### Exercise description:
Search the material for "speckle" and show all lines that contain it.

*** Data for this task ***

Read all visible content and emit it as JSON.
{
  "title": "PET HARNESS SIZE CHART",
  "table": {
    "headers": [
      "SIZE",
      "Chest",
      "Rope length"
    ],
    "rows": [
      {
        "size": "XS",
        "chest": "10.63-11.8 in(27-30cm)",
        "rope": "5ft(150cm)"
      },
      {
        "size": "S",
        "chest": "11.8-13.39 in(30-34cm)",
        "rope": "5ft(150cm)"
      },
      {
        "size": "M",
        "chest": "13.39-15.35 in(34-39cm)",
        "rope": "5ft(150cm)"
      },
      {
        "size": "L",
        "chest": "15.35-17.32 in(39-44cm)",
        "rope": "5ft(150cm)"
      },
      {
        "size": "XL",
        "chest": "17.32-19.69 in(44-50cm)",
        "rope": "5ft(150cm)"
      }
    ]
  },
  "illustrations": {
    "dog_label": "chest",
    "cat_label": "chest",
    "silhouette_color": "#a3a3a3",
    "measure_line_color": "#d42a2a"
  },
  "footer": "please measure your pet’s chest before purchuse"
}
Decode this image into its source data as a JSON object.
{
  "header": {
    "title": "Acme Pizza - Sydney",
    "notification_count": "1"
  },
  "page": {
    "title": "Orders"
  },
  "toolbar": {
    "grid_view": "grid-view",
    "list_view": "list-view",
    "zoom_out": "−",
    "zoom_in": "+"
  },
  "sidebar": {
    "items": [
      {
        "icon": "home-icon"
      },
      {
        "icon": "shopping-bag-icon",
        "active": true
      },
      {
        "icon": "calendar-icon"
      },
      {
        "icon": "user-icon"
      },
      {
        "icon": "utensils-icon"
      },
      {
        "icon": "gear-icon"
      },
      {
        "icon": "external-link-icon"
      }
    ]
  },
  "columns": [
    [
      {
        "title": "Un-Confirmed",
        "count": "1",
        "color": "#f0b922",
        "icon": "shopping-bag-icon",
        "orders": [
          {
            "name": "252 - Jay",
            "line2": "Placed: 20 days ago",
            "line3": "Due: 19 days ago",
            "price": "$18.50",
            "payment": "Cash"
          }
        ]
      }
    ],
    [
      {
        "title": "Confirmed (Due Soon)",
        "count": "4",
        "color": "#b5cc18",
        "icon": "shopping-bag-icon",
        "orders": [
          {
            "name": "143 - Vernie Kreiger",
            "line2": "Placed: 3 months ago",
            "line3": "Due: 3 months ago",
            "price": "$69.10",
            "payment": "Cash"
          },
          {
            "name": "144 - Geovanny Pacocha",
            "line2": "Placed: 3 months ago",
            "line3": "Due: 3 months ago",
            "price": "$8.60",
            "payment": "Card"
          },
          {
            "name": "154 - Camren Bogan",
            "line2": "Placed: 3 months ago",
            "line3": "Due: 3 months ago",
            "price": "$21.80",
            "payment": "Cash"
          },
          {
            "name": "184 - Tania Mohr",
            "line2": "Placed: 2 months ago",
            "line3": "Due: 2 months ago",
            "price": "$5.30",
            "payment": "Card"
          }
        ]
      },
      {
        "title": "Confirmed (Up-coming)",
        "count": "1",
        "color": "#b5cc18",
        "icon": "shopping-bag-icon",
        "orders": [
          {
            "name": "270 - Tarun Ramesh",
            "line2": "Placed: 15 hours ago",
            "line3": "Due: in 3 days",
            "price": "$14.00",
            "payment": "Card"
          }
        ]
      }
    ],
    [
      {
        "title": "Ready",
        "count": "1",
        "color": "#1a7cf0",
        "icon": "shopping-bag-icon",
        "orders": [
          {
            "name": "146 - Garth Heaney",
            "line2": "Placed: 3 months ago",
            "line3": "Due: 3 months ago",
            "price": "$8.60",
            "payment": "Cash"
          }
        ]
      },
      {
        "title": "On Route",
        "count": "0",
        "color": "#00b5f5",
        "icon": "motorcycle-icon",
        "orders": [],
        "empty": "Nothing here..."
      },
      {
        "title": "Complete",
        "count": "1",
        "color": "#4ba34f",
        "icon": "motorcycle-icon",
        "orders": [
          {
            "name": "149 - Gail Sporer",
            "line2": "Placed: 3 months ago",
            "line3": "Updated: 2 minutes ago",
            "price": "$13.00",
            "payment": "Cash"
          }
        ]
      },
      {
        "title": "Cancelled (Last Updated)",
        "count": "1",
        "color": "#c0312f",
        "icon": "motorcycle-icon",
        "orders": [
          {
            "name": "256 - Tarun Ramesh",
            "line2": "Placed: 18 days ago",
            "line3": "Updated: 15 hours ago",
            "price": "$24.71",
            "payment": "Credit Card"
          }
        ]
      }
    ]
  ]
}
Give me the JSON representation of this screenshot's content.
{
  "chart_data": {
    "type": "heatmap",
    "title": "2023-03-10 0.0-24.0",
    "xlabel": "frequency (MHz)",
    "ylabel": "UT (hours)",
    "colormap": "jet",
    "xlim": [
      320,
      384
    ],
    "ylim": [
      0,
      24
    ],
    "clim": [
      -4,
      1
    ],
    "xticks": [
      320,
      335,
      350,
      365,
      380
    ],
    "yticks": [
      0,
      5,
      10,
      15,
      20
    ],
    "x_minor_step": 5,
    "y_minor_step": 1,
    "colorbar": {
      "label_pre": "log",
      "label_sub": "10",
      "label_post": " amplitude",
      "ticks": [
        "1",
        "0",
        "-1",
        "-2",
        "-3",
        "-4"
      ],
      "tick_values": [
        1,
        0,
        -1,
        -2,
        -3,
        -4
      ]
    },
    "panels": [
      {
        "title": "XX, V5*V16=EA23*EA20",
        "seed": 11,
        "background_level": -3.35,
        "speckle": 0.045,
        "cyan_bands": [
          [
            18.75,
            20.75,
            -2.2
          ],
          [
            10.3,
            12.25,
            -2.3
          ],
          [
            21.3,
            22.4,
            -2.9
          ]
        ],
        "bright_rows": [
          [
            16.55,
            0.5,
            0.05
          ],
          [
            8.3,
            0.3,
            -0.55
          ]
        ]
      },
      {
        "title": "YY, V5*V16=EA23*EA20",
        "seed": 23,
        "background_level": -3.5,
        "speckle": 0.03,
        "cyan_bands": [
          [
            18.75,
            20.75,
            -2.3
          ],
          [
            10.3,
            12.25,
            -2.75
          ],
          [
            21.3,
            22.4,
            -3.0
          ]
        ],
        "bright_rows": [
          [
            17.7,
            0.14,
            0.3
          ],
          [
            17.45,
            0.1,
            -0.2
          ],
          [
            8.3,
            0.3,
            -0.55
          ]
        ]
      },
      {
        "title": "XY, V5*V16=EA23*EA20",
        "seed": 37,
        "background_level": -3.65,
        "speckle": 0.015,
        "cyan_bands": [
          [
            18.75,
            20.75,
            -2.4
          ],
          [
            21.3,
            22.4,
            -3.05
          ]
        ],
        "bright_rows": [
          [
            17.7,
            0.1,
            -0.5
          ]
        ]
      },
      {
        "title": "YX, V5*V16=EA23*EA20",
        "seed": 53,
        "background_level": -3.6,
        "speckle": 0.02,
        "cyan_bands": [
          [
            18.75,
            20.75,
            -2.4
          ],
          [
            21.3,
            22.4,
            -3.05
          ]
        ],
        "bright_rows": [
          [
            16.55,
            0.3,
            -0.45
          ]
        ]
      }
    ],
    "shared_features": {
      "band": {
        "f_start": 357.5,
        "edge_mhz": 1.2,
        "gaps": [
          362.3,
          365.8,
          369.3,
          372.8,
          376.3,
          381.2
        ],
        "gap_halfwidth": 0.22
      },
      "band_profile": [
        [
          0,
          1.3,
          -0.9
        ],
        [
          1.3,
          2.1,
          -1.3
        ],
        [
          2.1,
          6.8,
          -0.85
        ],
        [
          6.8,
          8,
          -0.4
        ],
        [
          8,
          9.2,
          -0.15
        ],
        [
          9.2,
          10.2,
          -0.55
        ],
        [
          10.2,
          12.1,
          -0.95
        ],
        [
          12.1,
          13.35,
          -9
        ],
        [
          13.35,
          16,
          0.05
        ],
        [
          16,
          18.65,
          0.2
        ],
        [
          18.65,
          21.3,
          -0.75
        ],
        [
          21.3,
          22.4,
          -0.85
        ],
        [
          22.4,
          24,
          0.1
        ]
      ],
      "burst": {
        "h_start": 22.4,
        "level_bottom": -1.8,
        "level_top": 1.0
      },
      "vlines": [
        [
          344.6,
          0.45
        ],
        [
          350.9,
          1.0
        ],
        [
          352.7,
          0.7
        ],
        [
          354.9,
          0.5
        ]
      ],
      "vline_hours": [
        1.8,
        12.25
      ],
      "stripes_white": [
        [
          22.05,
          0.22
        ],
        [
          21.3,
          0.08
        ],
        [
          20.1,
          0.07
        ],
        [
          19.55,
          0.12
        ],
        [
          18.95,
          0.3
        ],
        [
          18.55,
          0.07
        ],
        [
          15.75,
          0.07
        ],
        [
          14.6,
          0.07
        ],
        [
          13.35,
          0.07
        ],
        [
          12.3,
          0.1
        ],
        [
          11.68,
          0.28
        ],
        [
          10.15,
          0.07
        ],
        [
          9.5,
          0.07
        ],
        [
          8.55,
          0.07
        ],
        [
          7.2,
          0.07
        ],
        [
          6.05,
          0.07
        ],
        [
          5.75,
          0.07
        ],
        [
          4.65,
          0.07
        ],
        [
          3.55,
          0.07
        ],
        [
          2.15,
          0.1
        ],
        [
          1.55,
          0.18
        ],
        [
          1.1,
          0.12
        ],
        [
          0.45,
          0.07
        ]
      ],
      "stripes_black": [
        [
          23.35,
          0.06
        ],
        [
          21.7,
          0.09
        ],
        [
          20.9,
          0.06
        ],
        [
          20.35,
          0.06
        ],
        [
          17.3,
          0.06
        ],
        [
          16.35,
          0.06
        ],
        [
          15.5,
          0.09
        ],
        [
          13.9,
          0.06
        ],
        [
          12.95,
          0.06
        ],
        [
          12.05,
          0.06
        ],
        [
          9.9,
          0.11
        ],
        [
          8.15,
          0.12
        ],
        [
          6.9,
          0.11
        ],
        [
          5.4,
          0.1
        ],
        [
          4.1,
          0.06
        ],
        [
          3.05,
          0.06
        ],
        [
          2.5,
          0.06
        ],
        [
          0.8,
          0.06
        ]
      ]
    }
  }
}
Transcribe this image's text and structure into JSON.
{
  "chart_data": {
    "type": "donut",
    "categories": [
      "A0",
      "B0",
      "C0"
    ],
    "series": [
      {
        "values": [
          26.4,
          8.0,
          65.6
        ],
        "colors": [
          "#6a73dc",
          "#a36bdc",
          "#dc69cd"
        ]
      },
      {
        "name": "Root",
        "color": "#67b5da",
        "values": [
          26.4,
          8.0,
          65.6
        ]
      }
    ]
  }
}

***

### Exercise result:
        "speckle": 0.045,
        "speckle": 0.03,
        "speckle": 0.015,
        "speckle": 0.02,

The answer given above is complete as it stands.